(Records of document pages)
*** Begin section ***

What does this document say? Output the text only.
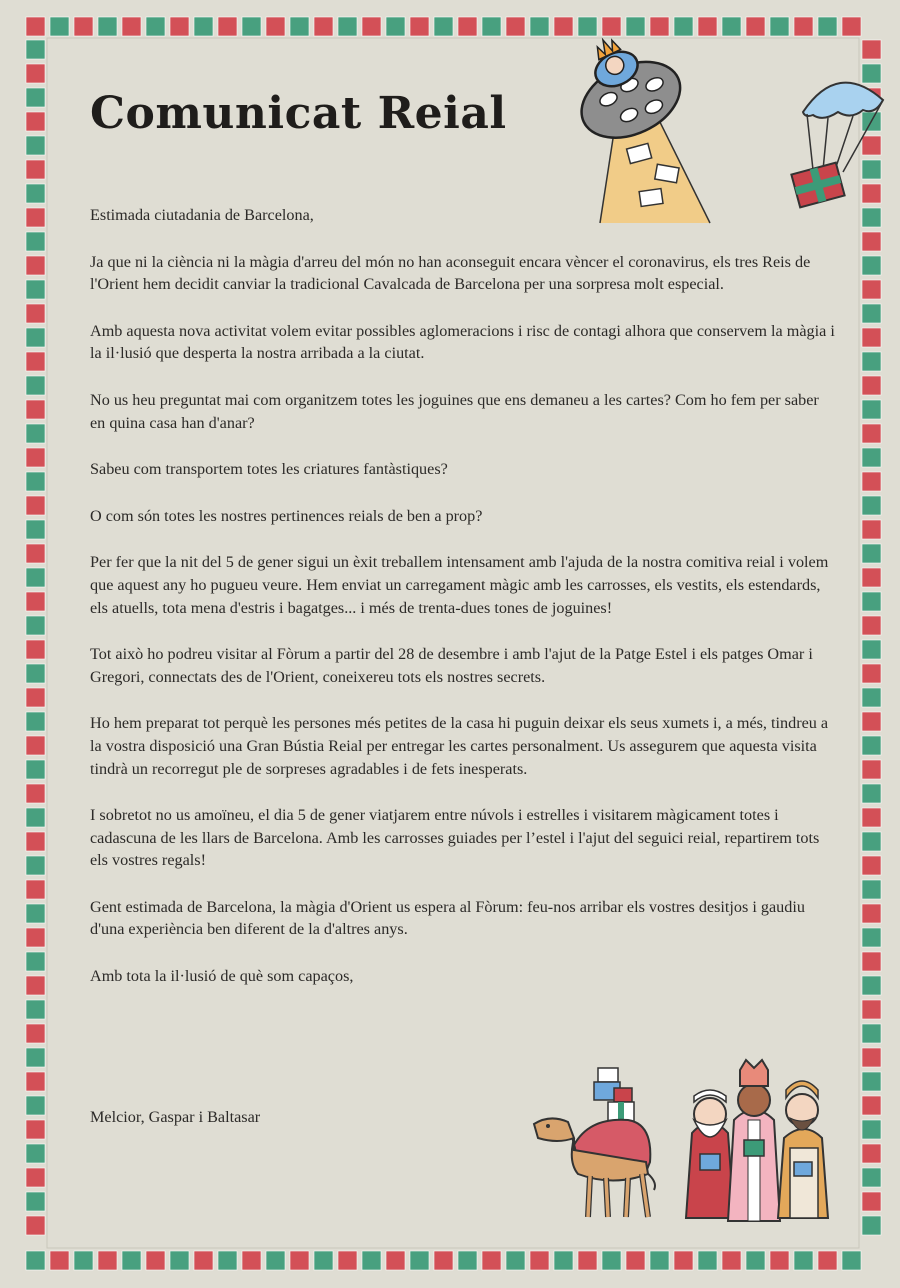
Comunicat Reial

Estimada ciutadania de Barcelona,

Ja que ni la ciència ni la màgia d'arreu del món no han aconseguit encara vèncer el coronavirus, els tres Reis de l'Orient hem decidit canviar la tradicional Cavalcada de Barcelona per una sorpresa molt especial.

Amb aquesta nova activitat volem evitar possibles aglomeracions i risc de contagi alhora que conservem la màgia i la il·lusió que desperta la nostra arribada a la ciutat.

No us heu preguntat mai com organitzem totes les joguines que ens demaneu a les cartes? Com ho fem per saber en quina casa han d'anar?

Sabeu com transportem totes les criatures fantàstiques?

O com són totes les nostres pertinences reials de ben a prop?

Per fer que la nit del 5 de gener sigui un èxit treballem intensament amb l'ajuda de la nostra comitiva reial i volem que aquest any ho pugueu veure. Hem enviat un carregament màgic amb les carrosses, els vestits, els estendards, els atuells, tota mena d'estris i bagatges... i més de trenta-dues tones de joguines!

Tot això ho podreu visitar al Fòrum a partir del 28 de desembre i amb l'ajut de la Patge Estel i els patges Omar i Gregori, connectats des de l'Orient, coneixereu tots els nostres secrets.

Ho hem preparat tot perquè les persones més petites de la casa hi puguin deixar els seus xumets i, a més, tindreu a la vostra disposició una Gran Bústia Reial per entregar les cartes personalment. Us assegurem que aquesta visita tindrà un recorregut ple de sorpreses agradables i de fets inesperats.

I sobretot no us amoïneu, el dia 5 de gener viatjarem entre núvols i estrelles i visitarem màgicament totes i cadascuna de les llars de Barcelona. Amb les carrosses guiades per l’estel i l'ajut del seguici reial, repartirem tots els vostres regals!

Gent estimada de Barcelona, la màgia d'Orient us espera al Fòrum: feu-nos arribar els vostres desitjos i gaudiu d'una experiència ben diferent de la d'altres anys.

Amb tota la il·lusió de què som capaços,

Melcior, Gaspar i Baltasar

*** End section ***
*** Begin section ***

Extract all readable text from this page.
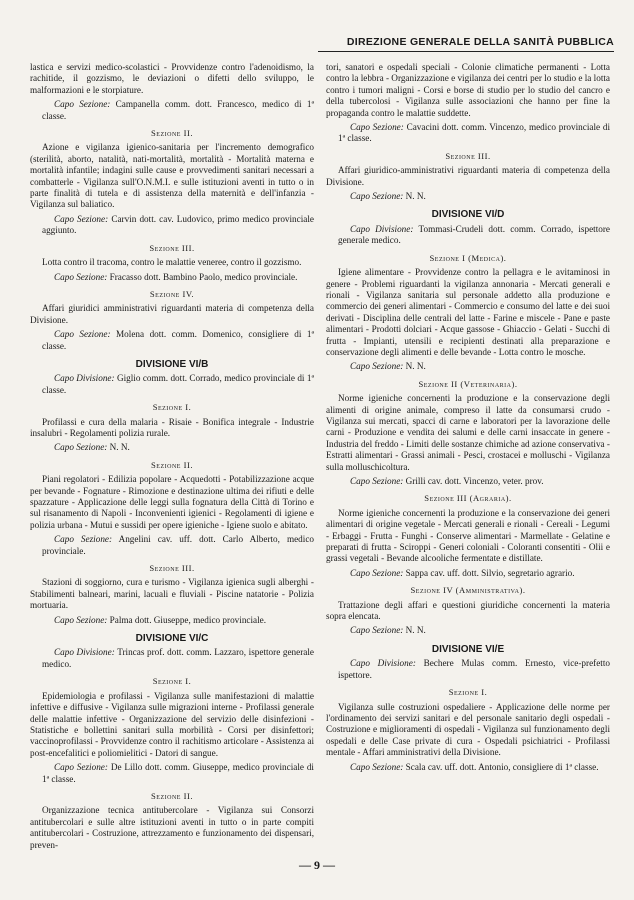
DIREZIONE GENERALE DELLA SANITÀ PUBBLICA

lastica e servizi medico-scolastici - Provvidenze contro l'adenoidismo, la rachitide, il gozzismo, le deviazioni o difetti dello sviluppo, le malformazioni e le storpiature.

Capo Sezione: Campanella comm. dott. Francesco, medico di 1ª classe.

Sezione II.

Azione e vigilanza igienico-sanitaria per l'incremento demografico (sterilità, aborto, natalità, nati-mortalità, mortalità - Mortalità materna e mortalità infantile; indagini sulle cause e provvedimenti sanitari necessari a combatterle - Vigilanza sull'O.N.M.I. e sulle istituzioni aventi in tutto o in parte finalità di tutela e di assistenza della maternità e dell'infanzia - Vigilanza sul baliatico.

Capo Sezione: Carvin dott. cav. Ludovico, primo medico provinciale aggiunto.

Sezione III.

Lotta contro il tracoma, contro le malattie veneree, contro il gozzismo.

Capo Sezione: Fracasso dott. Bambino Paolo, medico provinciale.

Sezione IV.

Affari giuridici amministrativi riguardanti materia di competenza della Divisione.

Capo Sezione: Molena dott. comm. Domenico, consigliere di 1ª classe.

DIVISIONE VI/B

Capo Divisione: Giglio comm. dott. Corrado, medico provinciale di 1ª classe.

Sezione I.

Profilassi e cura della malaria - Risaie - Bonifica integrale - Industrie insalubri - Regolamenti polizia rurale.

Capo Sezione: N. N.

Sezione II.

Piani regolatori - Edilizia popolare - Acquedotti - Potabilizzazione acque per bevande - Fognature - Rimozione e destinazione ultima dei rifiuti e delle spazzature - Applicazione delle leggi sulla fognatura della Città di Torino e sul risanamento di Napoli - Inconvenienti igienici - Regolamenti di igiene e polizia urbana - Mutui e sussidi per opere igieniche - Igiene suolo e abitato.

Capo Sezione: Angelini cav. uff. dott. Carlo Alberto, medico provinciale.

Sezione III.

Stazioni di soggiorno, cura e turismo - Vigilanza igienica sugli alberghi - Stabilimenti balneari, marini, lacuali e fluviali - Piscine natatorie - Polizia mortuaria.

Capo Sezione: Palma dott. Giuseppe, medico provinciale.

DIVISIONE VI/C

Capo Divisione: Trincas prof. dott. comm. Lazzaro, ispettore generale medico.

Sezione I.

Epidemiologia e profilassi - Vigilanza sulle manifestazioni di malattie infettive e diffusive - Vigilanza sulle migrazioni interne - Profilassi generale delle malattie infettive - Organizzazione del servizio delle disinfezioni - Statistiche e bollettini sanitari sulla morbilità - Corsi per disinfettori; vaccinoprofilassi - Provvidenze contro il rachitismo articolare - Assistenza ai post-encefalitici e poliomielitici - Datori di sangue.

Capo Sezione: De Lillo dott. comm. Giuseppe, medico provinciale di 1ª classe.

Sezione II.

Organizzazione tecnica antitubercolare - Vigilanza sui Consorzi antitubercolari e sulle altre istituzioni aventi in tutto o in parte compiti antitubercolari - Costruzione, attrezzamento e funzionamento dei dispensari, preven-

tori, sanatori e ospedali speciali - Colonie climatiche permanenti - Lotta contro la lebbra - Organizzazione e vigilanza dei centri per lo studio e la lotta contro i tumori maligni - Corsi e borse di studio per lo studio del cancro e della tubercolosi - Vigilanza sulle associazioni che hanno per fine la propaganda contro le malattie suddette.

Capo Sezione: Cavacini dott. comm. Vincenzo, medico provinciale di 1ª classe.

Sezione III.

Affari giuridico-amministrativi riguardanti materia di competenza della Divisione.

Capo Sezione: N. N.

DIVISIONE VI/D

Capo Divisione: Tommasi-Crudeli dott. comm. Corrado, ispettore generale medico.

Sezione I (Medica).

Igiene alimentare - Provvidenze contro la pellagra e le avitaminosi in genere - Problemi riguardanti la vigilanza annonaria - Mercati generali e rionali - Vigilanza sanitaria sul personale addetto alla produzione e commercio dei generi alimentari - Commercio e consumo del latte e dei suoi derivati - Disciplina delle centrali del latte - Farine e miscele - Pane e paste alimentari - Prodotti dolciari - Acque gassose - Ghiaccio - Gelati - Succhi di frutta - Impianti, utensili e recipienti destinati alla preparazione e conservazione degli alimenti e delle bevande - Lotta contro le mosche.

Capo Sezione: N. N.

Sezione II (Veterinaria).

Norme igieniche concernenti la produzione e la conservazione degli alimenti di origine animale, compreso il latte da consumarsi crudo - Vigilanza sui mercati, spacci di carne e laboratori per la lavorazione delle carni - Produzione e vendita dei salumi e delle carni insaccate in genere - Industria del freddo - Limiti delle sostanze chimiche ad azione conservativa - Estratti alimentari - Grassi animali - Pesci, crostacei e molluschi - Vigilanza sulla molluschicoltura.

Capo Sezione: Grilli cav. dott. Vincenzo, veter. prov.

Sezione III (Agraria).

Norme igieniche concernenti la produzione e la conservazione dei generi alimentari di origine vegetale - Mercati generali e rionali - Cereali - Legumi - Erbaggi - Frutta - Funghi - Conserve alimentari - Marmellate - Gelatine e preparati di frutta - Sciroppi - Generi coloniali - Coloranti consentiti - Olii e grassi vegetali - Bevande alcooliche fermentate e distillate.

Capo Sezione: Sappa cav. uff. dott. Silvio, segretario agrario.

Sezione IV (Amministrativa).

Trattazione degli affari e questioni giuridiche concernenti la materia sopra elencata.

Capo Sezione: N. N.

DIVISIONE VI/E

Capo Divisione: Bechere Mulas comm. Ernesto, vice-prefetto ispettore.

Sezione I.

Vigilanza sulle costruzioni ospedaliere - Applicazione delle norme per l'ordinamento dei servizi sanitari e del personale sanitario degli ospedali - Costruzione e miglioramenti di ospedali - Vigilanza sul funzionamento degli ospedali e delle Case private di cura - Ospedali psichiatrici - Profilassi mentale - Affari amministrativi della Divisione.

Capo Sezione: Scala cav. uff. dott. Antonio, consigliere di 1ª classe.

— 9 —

*** End section ***

Aim of the task → Show all lines above holding "cartes".

Your solution →
No us heu preguntat mai com organitzem totes les joguines que ens demaneu a les cartes? Com ho fem per saber en quina casa han d'anar?
Ho hem preparat tot perquè les persones més petites de la casa hi puguin deixar els seus xumets i, a més, tindreu a la vostra disposició una Gran Bústia Reial per entregar les cartes personalment. Us assegurem que aquesta visita tindrà un recorregut ple de sorpreses agradables i de fets inesperats.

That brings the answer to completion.